Task description: Transcribe the whole listing below without changing a word, but leave out every image.
--- begin Materials provided ---
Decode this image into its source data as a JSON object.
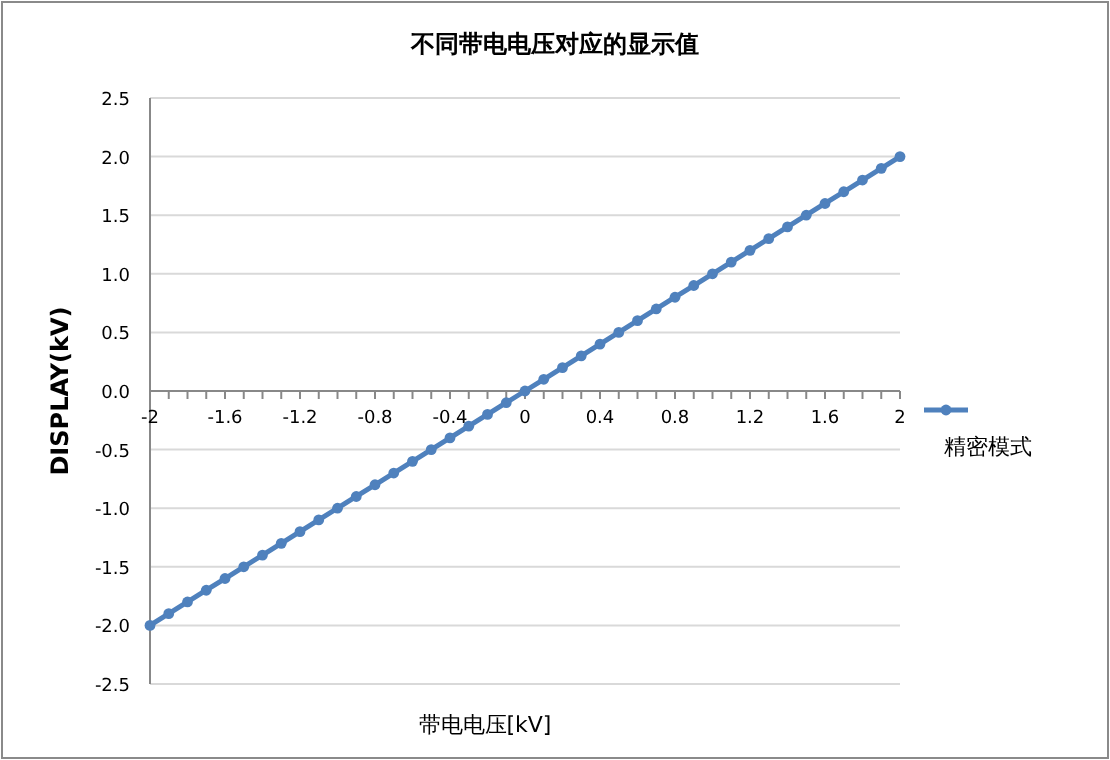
{
  "chart_data": {
    "type": "line",
    "title": "不同带电电压对应的显示值",
    "xlabel": "带电电压[kV]",
    "ylabel": "DISPLAY(kV)",
    "x": [
      -2,
      -1.9,
      -1.8,
      -1.7,
      -1.6,
      -1.5,
      -1.4,
      -1.3,
      -1.2,
      -1.1,
      -1,
      -0.9,
      -0.8,
      -0.7,
      -0.6,
      -0.5,
      -0.4,
      -0.3,
      -0.2,
      -0.1,
      0,
      0.1,
      0.2,
      0.3,
      0.4,
      0.5,
      0.6,
      0.7,
      0.8,
      0.9,
      1,
      1.1,
      1.2,
      1.3,
      1.4,
      1.5,
      1.6,
      1.7,
      1.8,
      1.9,
      2
    ],
    "series": [
      {
        "name": "精密模式",
        "color": "#4f81bd",
        "values": [
          -2,
          -1.9,
          -1.8,
          -1.7,
          -1.6,
          -1.5,
          -1.4,
          -1.3,
          -1.2,
          -1.1,
          -1,
          -0.9,
          -0.8,
          -0.7,
          -0.6,
          -0.5,
          -0.4,
          -0.3,
          -0.2,
          -0.1,
          0,
          0.1,
          0.2,
          0.3,
          0.4,
          0.5,
          0.6,
          0.7,
          0.8,
          0.9,
          1,
          1.1,
          1.2,
          1.3,
          1.4,
          1.5,
          1.6,
          1.7,
          1.8,
          1.9,
          2
        ]
      }
    ],
    "xlim": [
      -2,
      2
    ],
    "xticks": [
      -2,
      -1.6,
      -1.2,
      -0.8,
      -0.4,
      0,
      0.4,
      0.8,
      1.2,
      1.6,
      2
    ],
    "ylim": [
      -2.5,
      2.5
    ],
    "yticks": [
      {
        "value": -2.5,
        "label": "-2.5"
      },
      {
        "value": -2,
        "label": "-2.0"
      },
      {
        "value": -1.5,
        "label": "-1.5"
      },
      {
        "value": -1,
        "label": "-1.0"
      },
      {
        "value": -0.5,
        "label": "-0.5"
      },
      {
        "value": 0,
        "label": "0.0"
      },
      {
        "value": 0.5,
        "label": "0.5"
      },
      {
        "value": 1,
        "label": "1.0"
      },
      {
        "value": 1.5,
        "label": "1.5"
      },
      {
        "value": 2,
        "label": "2.0"
      },
      {
        "value": 2.5,
        "label": "2.5"
      }
    ],
    "grid": "y",
    "legend": "right",
    "marker": "circle",
    "line_style": "solid"
  }
}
--- end Materials provided ---
Task output:
Decode this image into its source data as a JSON object.
{
  "chart_data": {
    "type": "line",
    "title": "不同带电电压对应的显示值",
    "xlabel": "带电电压[kV]",
    "ylabel": "DISPLAY(kV)",
    "x": [
      -2,
      -1.9,
      -1.8,
      -1.7,
      -1.6,
      -1.5,
      -1.4,
      -1.3,
      -1.2,
      -1.1,
      -1,
      -0.9,
      -0.8,
      -0.7,
      -0.6,
      -0.5,
      -0.4,
      -0.3,
      -0.2,
      -0.1,
      0,
      0.1,
      0.2,
      0.3,
      0.4,
      0.5,
      0.6,
      0.7,
      0.8,
      0.9,
      1,
      1.1,
      1.2,
      1.3,
      1.4,
      1.5,
      1.6,
      1.7,
      1.8,
      1.9,
      2
    ],
    "series": [
      {
        "name": "精密模式",
        "color": "#4f81bd",
        "values": [
          -2,
          -1.9,
          -1.8,
          -1.7,
          -1.6,
          -1.5,
          -1.4,
          -1.3,
          -1.2,
          -1.1,
          -1,
          -0.9,
          -0.8,
          -0.7,
          -0.6,
          -0.5,
          -0.4,
          -0.3,
          -0.2,
          -0.1,
          0,
          0.1,
          0.2,
          0.3,
          0.4,
          0.5,
          0.6,
          0.7,
          0.8,
          0.9,
          1,
          1.1,
          1.2,
          1.3,
          1.4,
          1.5,
          1.6,
          1.7,
          1.8,
          1.9,
          2
        ]
      }
    ],
    "xlim": [
      -2,
      2
    ],
    "xticks": [
      -2,
      -1.6,
      -1.2,
      -0.8,
      -0.4,
      0,
      0.4,
      0.8,
      1.2,
      1.6,
      2
    ],
    "ylim": [
      -2.5,
      2.5
    ],
    "yticks": [
      {
        "value": -2.5,
        "label": "-2.5"
      },
      {
        "value": -2,
        "label": "-2.0"
      },
      {
        "value": -1.5,
        "label": "-1.5"
      },
      {
        "value": -1,
        "label": "-1.0"
      },
      {
        "value": -0.5,
        "label": "-0.5"
      },
      {
        "value": 0,
        "label": "0.0"
      },
      {
        "value": 0.5,
        "label": "0.5"
      },
      {
        "value": 1,
        "label": "1.0"
      },
      {
        "value": 1.5,
        "label": "1.5"
      },
      {
        "value": 2,
        "label": "2.0"
      },
      {
        "value": 2.5,
        "label": "2.5"
      }
    ],
    "grid": "y",
    "legend": "right",
    "marker": "circle",
    "line_style": "solid"
  }
}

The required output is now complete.